STATED PROBLEM
Each record below must be returned exactly as shown.

INPUT RECORDS
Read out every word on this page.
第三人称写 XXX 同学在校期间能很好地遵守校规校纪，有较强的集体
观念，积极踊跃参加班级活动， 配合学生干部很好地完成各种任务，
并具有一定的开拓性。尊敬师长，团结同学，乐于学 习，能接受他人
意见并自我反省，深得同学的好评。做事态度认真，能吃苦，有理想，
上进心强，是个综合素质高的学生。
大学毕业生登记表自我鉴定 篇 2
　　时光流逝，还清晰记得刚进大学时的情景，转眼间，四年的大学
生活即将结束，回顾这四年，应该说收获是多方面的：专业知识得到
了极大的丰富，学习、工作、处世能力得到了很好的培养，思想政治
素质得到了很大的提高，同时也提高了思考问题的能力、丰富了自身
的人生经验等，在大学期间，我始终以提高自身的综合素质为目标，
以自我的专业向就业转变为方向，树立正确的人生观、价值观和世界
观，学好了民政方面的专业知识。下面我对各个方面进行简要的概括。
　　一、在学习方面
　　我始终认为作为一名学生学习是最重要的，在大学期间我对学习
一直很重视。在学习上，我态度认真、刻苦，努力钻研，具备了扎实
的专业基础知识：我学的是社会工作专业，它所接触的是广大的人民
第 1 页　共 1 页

RESPONSE BELOW
Read out every word on this page.
第三人称写 XXX 同学在校期间能很好地遵守校规校纪，有较强的集体
观念，积极踊跃参加班级活动， 配合学生干部很好地完成各种任务，
并具有一定的开拓性。尊敬师长，团结同学，乐于学 习，能接受他人
意见并自我反省，深得同学的好评。做事态度认真，能吃苦，有理想，
上进心强，是个综合素质高的学生。
大学毕业生登记表自我鉴定 篇 2
　　时光流逝，还清晰记得刚进大学时的情景，转眼间，四年的大学
生活即将结束，回顾这四年，应该说收获是多方面的：专业知识得到
了极大的丰富，学习、工作、处世能力得到了很好的培养，思想政治
素质得到了很大的提高，同时也提高了思考问题的能力、丰富了自身
的人生经验等，在大学期间，我始终以提高自身的综合素质为目标，
以自我的专业向就业转变为方向，树立正确的人生观、价值观和世界
观，学好了民政方面的专业知识。下面我对各个方面进行简要的概括。
　　一、在学习方面
　　我始终认为作为一名学生学习是最重要的，在大学期间我对学习
一直很重视。在学习上，我态度认真、刻苦，努力钻研，具备了扎实
的专业基础知识：我学的是社会工作专业，它所接触的是广大的人民
第 1 页　共 1 页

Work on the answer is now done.